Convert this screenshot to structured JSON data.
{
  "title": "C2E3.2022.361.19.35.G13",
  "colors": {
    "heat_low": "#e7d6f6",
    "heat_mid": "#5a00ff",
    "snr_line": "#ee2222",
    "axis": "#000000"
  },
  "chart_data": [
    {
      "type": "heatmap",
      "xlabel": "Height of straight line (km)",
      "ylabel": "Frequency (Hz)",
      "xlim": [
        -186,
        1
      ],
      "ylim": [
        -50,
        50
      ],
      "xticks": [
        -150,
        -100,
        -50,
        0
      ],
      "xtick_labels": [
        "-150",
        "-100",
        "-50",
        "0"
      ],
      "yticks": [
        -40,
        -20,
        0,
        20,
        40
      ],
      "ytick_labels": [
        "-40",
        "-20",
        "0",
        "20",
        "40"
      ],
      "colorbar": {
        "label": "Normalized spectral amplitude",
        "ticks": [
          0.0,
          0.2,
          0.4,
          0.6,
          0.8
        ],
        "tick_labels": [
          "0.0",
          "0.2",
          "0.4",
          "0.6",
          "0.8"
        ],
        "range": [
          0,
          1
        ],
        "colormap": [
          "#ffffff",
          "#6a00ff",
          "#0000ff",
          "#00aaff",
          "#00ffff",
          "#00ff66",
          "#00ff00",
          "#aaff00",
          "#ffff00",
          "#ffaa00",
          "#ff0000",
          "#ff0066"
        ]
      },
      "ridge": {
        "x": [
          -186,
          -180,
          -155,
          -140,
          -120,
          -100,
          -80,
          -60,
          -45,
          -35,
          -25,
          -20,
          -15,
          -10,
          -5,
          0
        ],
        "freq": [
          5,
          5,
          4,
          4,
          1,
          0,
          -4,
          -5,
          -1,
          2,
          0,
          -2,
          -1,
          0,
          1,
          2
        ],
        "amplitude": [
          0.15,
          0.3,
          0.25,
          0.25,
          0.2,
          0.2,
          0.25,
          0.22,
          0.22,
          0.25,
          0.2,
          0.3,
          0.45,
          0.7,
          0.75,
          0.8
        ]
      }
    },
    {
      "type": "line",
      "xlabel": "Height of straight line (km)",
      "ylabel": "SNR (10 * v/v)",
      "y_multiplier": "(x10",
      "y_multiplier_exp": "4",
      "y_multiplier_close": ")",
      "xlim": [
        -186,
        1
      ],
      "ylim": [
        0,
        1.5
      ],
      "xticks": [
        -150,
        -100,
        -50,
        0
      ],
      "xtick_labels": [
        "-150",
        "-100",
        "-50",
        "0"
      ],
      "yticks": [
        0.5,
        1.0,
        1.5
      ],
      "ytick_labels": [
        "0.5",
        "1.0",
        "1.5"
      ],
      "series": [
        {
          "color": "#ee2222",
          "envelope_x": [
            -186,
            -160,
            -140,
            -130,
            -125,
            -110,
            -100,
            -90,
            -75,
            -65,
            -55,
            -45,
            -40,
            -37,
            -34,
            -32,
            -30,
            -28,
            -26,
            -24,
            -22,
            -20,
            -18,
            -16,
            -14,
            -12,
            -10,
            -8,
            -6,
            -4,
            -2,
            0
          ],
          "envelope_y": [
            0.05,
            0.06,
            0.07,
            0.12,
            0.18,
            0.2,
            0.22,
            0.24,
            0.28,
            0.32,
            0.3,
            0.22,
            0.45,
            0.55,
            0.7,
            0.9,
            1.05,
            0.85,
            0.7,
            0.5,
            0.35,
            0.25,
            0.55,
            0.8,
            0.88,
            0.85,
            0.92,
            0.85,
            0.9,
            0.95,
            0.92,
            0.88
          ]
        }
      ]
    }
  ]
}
━━━━━━━━━━━━━━━━━━━━━━━━━━━━━━
Return every record, word for word.

- [SOLVED PROBLEM]:
Convert this screenshot to structured JSON data.
{
  "title": "C2E3.2022.361.19.35.G13",
  "colors": {
    "heat_low": "#e7d6f6",
    "heat_mid": "#5a00ff",
    "snr_line": "#ee2222",
    "axis": "#000000"
  },
  "chart_data": [
    {
      "type": "heatmap",
      "xlabel": "Height of straight line (km)",
      "ylabel": "Frequency (Hz)",
      "xlim": [
        -186,
        1
      ],
      "ylim": [
        -50,
        50
      ],
      "xticks": [
        -150,
        -100,
        -50,
        0
      ],
      "xtick_labels": [
        "-150",
        "-100",
        "-50",
        "0"
      ],
      "yticks": [
        -40,
        -20,
        0,
        20,
        40
      ],
      "ytick_labels": [
        "-40",
        "-20",
        "0",
        "20",
        "40"
      ],
      "colorbar": {
        "label": "Normalized spectral amplitude",
        "ticks": [
          0.0,
          0.2,
          0.4,
          0.6,
          0.8
        ],
        "tick_labels": [
          "0.0",
          "0.2",
          "0.4",
          "0.6",
          "0.8"
        ],
        "range": [
          0,
          1
        ],
        "colormap": [
          "#ffffff",
          "#6a00ff",
          "#0000ff",
          "#00aaff",
          "#00ffff",
          "#00ff66",
          "#00ff00",
          "#aaff00",
          "#ffff00",
          "#ffaa00",
          "#ff0000",
          "#ff0066"
        ]
      },
      "ridge": {
        "x": [
          -186,
          -180,
          -155,
          -140,
          -120,
          -100,
          -80,
          -60,
          -45,
          -35,
          -25,
          -20,
          -15,
          -10,
          -5,
          0
        ],
        "freq": [
          5,
          5,
          4,
          4,
          1,
          0,
          -4,
          -5,
          -1,
          2,
          0,
          -2,
          -1,
          0,
          1,
          2
        ],
        "amplitude": [
          0.15,
          0.3,
          0.25,
          0.25,
          0.2,
          0.2,
          0.25,
          0.22,
          0.22,
          0.25,
          0.2,
          0.3,
          0.45,
          0.7,
          0.75,
          0.8
        ]
      }
    },
    {
      "type": "line",
      "xlabel": "Height of straight line (km)",
      "ylabel": "SNR (10 * v/v)",
      "y_multiplier": "(x10",
      "y_multiplier_exp": "4",
      "y_multiplier_close": ")",
      "xlim": [
        -186,
        1
      ],
      "ylim": [
        0,
        1.5
      ],
      "xticks": [
        -150,
        -100,
        -50,
        0
      ],
      "xtick_labels": [
        "-150",
        "-100",
        "-50",
        "0"
      ],
      "yticks": [
        0.5,
        1.0,
        1.5
      ],
      "ytick_labels": [
        "0.5",
        "1.0",
        "1.5"
      ],
      "series": [
        {
          "color": "#ee2222",
          "envelope_x": [
            -186,
            -160,
            -140,
            -130,
            -125,
            -110,
            -100,
            -90,
            -75,
            -65,
            -55,
            -45,
            -40,
            -37,
            -34,
            -32,
            -30,
            -28,
            -26,
            -24,
            -22,
            -20,
            -18,
            -16,
            -14,
            -12,
            -10,
            -8,
            -6,
            -4,
            -2,
            0
          ],
          "envelope_y": [
            0.05,
            0.06,
            0.07,
            0.12,
            0.18,
            0.2,
            0.22,
            0.24,
            0.28,
            0.32,
            0.3,
            0.22,
            0.45,
            0.55,
            0.7,
            0.9,
            1.05,
            0.85,
            0.7,
            0.5,
            0.35,
            0.25,
            0.55,
            0.8,
            0.88,
            0.85,
            0.92,
            0.85,
            0.9,
            0.95,
            0.92,
            0.88
          ]
        }
      ]
    }
  ]
}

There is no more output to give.